> **EXCERPTED TEXT**
The supervision team and partners provide unique interdisciplinary perspectives, an excellent environment and support for the PhD candidate. Lead supervisor, Susan Krumdieck, is from Heriot-Watt University, and she is the academic research leader of the Islands Centre for Net Zero (ICNZ) and designer of the Transition Labs for community and industry challenges, including fishing. Professor Krumdieck will provide the overall direction through the Transition Engineering approach, and through coordination with the ICNZ. The ICIT hosts a well-known marine science research and teaching programme, and the assistant supervisor, Mike Bell is part of that group. Mike Bell is a researcher and lecturer in marine ecology, focusing on fisheries and ecological interactions with marine renewables, an experienced fisheries scientists, contributing to management advice, stock assessment and research into fisheries sustainability issues at national and international levels. The co-supervisor, Alison Anderson, has expertise in social sciences, particularly the challenges of local communities dealing with industrial developments in the marine environment. The ICIT has recently hosted the other assistant supervisor on the team, Magnus Johnson, who is looking at electrification for local fishing boats, and who has rapport with the fishers, having a family history and personal experience as a fisherman. The fishing industry partners in the research have already been approached and have agreed to participate through member surveys, hands-on review and data collection, and participation in the data observatory and gamification processes. Thus, the interdisciplinarity of the supervision team and the partners provides needed coverage of the wide scope and complexity of the research topic.

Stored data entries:
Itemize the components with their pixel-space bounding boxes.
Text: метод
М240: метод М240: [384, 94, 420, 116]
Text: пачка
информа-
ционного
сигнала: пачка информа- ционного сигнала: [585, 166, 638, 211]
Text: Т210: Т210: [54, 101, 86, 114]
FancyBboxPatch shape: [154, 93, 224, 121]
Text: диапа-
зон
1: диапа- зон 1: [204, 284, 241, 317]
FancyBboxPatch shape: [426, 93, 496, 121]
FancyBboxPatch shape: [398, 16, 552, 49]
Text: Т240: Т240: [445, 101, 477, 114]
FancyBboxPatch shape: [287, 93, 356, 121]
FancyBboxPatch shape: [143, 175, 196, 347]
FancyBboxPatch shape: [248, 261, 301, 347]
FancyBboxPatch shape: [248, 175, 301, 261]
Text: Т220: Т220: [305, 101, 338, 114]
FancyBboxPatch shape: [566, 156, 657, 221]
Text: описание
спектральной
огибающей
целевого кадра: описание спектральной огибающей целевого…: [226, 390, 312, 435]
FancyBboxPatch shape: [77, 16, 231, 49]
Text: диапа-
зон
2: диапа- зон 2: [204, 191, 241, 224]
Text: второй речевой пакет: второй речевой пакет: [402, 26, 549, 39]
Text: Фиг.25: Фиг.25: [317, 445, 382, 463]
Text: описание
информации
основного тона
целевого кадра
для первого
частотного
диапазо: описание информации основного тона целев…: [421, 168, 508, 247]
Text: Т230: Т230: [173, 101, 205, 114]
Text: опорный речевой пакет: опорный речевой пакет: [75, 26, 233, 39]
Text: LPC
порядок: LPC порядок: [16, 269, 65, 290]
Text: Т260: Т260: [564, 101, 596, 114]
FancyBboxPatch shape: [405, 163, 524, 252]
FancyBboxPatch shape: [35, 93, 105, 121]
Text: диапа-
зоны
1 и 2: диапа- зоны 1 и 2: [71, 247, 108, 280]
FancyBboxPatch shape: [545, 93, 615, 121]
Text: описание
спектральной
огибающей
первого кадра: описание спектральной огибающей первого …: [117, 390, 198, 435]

> **WHAT TO PRODUCE**
Please check each statement against the text on the PhD supervision team, giving yes or no with the deciding words quoted from it: 1. Susan Krumdieck is from Heriot-Watt University. 2. Alison Anderson's expertise lies in marine ecology. 3. The fishing industry partners have not yet been approached.

> **RESULT OF THIS TASK**
1. Yes: "Lead supervisor, Susan Krumdieck, is from Heriot-Watt University"
2. No: "The co-supervisor, Alison Anderson, has expertise in social sciences"
3. No: "The fishing industry partners in the research have already been approached"